# Information provided start

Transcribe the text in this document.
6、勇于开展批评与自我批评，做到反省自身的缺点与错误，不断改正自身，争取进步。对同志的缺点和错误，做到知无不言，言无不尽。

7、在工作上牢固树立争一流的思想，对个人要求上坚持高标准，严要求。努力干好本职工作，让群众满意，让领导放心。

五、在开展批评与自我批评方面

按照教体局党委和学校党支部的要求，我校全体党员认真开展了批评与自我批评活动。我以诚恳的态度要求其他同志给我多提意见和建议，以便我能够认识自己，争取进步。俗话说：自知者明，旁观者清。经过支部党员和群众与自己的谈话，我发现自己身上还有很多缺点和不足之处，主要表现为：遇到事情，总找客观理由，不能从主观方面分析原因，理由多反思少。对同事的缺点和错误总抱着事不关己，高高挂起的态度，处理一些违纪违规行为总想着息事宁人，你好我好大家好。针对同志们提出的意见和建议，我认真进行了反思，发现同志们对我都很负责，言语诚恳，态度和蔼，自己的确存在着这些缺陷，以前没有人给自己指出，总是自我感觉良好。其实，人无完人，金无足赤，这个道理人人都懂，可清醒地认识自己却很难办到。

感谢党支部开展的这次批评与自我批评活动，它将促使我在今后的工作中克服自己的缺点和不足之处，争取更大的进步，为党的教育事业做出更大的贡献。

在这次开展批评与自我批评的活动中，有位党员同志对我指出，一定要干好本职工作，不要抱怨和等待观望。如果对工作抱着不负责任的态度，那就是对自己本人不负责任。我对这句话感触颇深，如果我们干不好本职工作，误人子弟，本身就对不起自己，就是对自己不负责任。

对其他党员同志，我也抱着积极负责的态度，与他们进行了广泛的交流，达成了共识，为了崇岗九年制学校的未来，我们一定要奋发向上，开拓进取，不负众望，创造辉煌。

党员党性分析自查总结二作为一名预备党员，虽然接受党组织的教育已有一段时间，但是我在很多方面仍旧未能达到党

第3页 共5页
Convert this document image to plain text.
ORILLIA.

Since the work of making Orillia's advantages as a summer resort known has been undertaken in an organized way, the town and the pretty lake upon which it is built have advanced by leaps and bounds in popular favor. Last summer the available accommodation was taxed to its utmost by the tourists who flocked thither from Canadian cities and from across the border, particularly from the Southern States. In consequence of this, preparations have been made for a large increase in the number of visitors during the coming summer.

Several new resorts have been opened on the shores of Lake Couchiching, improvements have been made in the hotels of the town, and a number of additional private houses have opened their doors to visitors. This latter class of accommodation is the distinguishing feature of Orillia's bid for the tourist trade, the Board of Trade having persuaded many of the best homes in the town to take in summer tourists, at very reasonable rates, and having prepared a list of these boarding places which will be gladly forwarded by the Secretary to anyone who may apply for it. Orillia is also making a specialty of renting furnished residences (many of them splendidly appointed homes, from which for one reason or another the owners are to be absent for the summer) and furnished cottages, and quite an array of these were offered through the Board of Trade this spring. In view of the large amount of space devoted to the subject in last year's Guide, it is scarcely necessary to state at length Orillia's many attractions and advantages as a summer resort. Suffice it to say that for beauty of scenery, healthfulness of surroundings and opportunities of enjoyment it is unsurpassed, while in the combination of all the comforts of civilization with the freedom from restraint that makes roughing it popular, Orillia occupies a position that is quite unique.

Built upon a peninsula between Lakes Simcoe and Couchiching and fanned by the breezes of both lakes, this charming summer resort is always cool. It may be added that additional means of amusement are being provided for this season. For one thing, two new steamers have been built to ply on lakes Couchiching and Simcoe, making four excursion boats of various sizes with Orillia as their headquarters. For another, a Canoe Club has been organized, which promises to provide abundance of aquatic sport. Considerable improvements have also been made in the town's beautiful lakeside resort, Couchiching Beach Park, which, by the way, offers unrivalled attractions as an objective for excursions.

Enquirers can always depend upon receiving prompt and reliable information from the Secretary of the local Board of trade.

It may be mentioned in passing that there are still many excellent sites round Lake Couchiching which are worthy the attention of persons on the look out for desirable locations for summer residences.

# Information provided end

* **Task details**: Pick out and copy the lines of the material that include the word "visitors".

* **Reply to the exercise**:
Since the work of making Orillia's advantages as a summer resort known has been undertaken in an organized way, the town and the pretty lake upon which it is built have advanced by leaps and bounds in popular favor. Last summer the available accommodation was taxed to its utmost by the tourists who flocked thither from Canadian cities and from across the border, particularly from the Southern States. In consequence of this, preparations have been made for a large increase in the number of visitors during the coming summer.
Several new resorts have been opened on the shores of Lake Couchiching, improvements have been made in the hotels of the town, and a number of additional private houses have opened their doors to visitors. This latter class of accommodation is the distinguishing feature of Orillia's bid for the tourist trade, the Board of Trade having persuaded many of the best homes in the town to take in summer tourists, at very reasonable rates, and having prepared a list of these boarding places which will be gladly forwarded by the Secretary to anyone who may apply for it. Orillia is also making a specialty of renting furnished residences (many of them splendidly appointed homes, from which for one reason or another the owners are to be absent for the summer) and furnished cottages, and quite an array of these were offered through the Board of Trade this spring. In view of the large amount of space devoted to the subject in last year's Guide, it is scarcely necessary to state at length Orillia's many attractions and advantages as a summer resort. Suffice it to say that for beauty of scenery, healthfulness of surroundings and opportunities of enjoyment it is unsurpassed, while in the combination of all the comforts of civilization with the freedom from restraint that makes roughing it popular, Orillia occupies a position that is quite unique.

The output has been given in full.